Look at the entries below and reproduce them exactly.

── INFORMATION SUPPLIED ──

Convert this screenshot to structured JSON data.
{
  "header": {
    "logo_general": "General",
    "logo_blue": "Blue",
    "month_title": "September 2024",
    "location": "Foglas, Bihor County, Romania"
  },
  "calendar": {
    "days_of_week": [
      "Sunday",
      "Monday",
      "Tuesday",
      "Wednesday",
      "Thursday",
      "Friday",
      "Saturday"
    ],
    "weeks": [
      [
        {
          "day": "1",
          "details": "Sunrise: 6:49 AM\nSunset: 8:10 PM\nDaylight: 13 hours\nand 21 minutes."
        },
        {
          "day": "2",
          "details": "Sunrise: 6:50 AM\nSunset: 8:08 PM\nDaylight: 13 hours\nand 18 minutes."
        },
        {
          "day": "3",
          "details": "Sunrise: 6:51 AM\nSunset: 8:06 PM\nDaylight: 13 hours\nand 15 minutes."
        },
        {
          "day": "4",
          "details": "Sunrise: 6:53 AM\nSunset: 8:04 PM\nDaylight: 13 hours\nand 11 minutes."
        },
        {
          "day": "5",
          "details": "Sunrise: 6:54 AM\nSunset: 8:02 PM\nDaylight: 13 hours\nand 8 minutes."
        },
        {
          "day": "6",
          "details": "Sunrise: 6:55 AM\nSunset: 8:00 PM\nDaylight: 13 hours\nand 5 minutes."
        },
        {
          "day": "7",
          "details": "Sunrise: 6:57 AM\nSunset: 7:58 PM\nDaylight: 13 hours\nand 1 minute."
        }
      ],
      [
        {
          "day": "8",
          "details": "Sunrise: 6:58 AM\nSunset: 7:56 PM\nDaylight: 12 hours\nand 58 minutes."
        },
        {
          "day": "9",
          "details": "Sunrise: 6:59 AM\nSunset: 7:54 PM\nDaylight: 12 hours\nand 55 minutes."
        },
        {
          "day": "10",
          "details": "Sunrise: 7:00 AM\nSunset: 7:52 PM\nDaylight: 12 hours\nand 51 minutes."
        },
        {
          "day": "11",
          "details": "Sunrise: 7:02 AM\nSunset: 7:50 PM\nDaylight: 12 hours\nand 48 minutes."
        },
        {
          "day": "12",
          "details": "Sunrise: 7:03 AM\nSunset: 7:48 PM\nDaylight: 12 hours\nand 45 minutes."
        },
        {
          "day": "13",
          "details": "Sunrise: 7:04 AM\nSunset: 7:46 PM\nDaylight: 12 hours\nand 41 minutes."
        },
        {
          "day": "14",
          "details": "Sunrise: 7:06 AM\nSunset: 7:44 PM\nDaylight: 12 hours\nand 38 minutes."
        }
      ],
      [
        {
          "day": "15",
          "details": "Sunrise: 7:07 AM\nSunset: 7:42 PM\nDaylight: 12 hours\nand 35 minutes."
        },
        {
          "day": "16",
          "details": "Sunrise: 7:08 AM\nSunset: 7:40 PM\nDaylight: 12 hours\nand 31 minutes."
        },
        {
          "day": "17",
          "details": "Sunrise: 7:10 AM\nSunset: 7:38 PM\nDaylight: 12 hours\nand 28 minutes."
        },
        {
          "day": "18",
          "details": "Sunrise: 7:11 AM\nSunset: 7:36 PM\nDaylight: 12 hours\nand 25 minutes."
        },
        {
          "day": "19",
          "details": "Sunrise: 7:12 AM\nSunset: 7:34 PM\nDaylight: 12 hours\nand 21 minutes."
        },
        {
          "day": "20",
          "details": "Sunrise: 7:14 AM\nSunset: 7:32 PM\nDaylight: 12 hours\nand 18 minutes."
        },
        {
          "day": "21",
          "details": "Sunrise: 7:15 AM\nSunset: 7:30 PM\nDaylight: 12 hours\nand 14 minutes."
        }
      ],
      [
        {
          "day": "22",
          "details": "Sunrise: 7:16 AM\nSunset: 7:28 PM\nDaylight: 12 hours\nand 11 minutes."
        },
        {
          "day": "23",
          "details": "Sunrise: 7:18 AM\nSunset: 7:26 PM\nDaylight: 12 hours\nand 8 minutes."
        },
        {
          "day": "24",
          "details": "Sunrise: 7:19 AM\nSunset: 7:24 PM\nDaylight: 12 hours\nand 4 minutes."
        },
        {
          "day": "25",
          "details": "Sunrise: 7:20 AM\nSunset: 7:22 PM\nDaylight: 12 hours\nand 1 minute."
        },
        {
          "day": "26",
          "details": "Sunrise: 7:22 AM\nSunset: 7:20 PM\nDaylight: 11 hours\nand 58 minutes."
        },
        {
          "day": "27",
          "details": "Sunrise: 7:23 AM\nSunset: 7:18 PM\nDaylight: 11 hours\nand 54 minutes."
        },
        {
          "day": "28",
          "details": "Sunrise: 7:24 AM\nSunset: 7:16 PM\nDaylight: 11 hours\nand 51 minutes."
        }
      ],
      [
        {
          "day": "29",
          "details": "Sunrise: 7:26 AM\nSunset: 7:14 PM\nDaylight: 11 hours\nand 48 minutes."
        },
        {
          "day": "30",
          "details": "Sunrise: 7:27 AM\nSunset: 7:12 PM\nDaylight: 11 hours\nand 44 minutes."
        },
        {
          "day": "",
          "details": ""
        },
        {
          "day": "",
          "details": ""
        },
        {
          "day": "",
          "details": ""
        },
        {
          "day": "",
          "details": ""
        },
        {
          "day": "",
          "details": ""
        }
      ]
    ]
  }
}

───

- _TASK SOLUTION_
Convert this screenshot to structured JSON data.
{
  "header": {
    "logo_general": "General",
    "logo_blue": "Blue",
    "month_title": "September 2024",
    "location": "Foglas, Bihor County, Romania"
  },
  "calendar": {
    "days_of_week": [
      "Sunday",
      "Monday",
      "Tuesday",
      "Wednesday",
      "Thursday",
      "Friday",
      "Saturday"
    ],
    "weeks": [
      [
        {
          "day": "1",
          "details": "Sunrise: 6:49 AM\nSunset: 8:10 PM\nDaylight: 13 hours\nand 21 minutes."
        },
        {
          "day": "2",
          "details": "Sunrise: 6:50 AM\nSunset: 8:08 PM\nDaylight: 13 hours\nand 18 minutes."
        },
        {
          "day": "3",
          "details": "Sunrise: 6:51 AM\nSunset: 8:06 PM\nDaylight: 13 hours\nand 15 minutes."
        },
        {
          "day": "4",
          "details": "Sunrise: 6:53 AM\nSunset: 8:04 PM\nDaylight: 13 hours\nand 11 minutes."
        },
        {
          "day": "5",
          "details": "Sunrise: 6:54 AM\nSunset: 8:02 PM\nDaylight: 13 hours\nand 8 minutes."
        },
        {
          "day": "6",
          "details": "Sunrise: 6:55 AM\nSunset: 8:00 PM\nDaylight: 13 hours\nand 5 minutes."
        },
        {
          "day": "7",
          "details": "Sunrise: 6:57 AM\nSunset: 7:58 PM\nDaylight: 13 hours\nand 1 minute."
        }
      ],
      [
        {
          "day": "8",
          "details": "Sunrise: 6:58 AM\nSunset: 7:56 PM\nDaylight: 12 hours\nand 58 minutes."
        },
        {
          "day": "9",
          "details": "Sunrise: 6:59 AM\nSunset: 7:54 PM\nDaylight: 12 hours\nand 55 minutes."
        },
        {
          "day": "10",
          "details": "Sunrise: 7:00 AM\nSunset: 7:52 PM\nDaylight: 12 hours\nand 51 minutes."
        },
        {
          "day": "11",
          "details": "Sunrise: 7:02 AM\nSunset: 7:50 PM\nDaylight: 12 hours\nand 48 minutes."
        },
        {
          "day": "12",
          "details": "Sunrise: 7:03 AM\nSunset: 7:48 PM\nDaylight: 12 hours\nand 45 minutes."
        },
        {
          "day": "13",
          "details": "Sunrise: 7:04 AM\nSunset: 7:46 PM\nDaylight: 12 hours\nand 41 minutes."
        },
        {
          "day": "14",
          "details": "Sunrise: 7:06 AM\nSunset: 7:44 PM\nDaylight: 12 hours\nand 38 minutes."
        }
      ],
      [
        {
          "day": "15",
          "details": "Sunrise: 7:07 AM\nSunset: 7:42 PM\nDaylight: 12 hours\nand 35 minutes."
        },
        {
          "day": "16",
          "details": "Sunrise: 7:08 AM\nSunset: 7:40 PM\nDaylight: 12 hours\nand 31 minutes."
        },
        {
          "day": "17",
          "details": "Sunrise: 7:10 AM\nSunset: 7:38 PM\nDaylight: 12 hours\nand 28 minutes."
        },
        {
          "day": "18",
          "details": "Sunrise: 7:11 AM\nSunset: 7:36 PM\nDaylight: 12 hours\nand 25 minutes."
        },
        {
          "day": "19",
          "details": "Sunrise: 7:12 AM\nSunset: 7:34 PM\nDaylight: 12 hours\nand 21 minutes."
        },
        {
          "day": "20",
          "details": "Sunrise: 7:14 AM\nSunset: 7:32 PM\nDaylight: 12 hours\nand 18 minutes."
        },
        {
          "day": "21",
          "details": "Sunrise: 7:15 AM\nSunset: 7:30 PM\nDaylight: 12 hours\nand 14 minutes."
        }
      ],
      [
        {
          "day": "22",
          "details": "Sunrise: 7:16 AM\nSunset: 7:28 PM\nDaylight: 12 hours\nand 11 minutes."
        },
        {
          "day": "23",
          "details": "Sunrise: 7:18 AM\nSunset: 7:26 PM\nDaylight: 12 hours\nand 8 minutes."
        },
        {
          "day": "24",
          "details": "Sunrise: 7:19 AM\nSunset: 7:24 PM\nDaylight: 12 hours\nand 4 minutes."
        },
        {
          "day": "25",
          "details": "Sunrise: 7:20 AM\nSunset: 7:22 PM\nDaylight: 12 hours\nand 1 minute."
        },
        {
          "day": "26",
          "details": "Sunrise: 7:22 AM\nSunset: 7:20 PM\nDaylight: 11 hours\nand 58 minutes."
        },
        {
          "day": "27",
          "details": "Sunrise: 7:23 AM\nSunset: 7:18 PM\nDaylight: 11 hours\nand 54 minutes."
        },
        {
          "day": "28",
          "details": "Sunrise: 7:24 AM\nSunset: 7:16 PM\nDaylight: 11 hours\nand 51 minutes."
        }
      ],
      [
        {
          "day": "29",
          "details": "Sunrise: 7:26 AM\nSunset: 7:14 PM\nDaylight: 11 hours\nand 48 minutes."
        },
        {
          "day": "30",
          "details": "Sunrise: 7:27 AM\nSunset: 7:12 PM\nDaylight: 11 hours\nand 44 minutes."
        },
        {
          "day": "",
          "details": ""
        },
        {
          "day": "",
          "details": ""
        },
        {
          "day": "",
          "details": ""
        },
        {
          "day": "",
          "details": ""
        },
        {
          "day": "",
          "details": ""
        }
      ]
    ]
  }
}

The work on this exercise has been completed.